Text for analysis:

In sbt 0.13.13, for example I added sbt new
command based on Jim Powers’s templateResolver
idea and Giter8
, replacing the older Activator templates. Aiming at sbt 1.x, we deprecated old sbt 0.12 operators. Tooling team also launched Tech Hub that included browser-based project starter implemented by Toni and Jim Powers.
2017
In February 2017, Dale Wijnand and I gave a talk at ScalaSphere ‘The state of sbt 0.13, sbt server, and sbt 1.0’. One of the ideas presented in the talk was to modularize sbt into multiple repositories io, util, librarymanagement, Zinc, and sbt so the loosely-coupled modules can evolve their implementations without exposing too much to the plugin ecosystem. The other motivation was that the modularization effort would nudge us to understand each module better in isolation.
sbt 1.0 development quickly picked up the pace after the talk so plugin authors can get out of supporting Scala 2.10, and sbt 1.0.0 was shipped in August 2017.

Given information:
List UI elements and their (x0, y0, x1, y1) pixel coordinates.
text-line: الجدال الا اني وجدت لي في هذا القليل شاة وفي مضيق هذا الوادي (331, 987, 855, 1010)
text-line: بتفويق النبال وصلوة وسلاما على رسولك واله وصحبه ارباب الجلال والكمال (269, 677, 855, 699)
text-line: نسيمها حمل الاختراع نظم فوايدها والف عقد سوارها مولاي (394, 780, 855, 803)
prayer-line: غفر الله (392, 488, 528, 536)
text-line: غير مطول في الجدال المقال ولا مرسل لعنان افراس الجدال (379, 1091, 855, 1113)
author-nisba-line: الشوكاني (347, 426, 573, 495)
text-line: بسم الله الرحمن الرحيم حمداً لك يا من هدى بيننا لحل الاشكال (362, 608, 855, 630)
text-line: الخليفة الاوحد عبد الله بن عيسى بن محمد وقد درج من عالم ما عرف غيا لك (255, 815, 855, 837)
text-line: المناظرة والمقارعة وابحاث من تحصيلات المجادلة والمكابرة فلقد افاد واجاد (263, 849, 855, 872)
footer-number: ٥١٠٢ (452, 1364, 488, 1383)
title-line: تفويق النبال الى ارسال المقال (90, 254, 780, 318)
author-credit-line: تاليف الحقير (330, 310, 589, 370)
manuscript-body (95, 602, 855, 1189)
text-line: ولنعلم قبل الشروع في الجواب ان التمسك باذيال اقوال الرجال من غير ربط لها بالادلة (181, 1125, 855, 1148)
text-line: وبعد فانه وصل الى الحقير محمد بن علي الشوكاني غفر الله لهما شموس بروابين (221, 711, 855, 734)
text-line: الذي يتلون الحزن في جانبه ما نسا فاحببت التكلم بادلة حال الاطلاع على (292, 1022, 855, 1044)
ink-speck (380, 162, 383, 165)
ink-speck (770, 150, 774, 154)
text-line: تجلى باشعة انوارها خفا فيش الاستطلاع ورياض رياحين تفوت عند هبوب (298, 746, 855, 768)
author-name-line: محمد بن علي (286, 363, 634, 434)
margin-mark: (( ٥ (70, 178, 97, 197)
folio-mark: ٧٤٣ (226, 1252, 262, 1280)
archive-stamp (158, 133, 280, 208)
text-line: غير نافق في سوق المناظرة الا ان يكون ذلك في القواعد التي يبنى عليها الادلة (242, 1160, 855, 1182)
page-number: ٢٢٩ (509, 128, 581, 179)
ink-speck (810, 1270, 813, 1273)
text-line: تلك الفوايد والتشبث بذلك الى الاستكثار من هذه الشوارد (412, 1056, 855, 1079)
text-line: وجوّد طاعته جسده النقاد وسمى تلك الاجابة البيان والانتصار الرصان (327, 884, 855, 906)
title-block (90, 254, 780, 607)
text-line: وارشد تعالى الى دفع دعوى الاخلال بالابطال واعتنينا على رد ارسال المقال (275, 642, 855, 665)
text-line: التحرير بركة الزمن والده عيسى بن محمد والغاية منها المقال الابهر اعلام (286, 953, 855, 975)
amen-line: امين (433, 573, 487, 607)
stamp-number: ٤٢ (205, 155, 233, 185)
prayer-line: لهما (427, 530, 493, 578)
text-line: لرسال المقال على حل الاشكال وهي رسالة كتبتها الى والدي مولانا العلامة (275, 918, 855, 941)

Assigned task 1: Can you summarize the passage about sbt in two sentences?
Assigned task 2: Will you extract everything in the passage about sbt from "sbt 1.0 development" down to "in August 2017.", word for word?
The listing has no connection to the passage about sbt.

Task solution 1: In sbt 0.13.13 the author added the sbt new command, based on Jim Powers's templateResolver idea and Giter8, to replace the older Activator templates, and the old sbt 0.12 operators were deprecated. In February 2017 the author and Dale Wijnand gave a ScalaSphere talk proposing that sbt be split into the separate repositories io, util, librarymanagement, Zinc, and sbt, after which sbt 1.0 development sped up and sbt 1.0.0 shipped in August 2017.

Task solution 2:
sbt 1.0 development quickly picked up the pace after the talk so plugin authors can get out of supporting Scala 2.10, and sbt 1.0.0 was shipped in August 2017.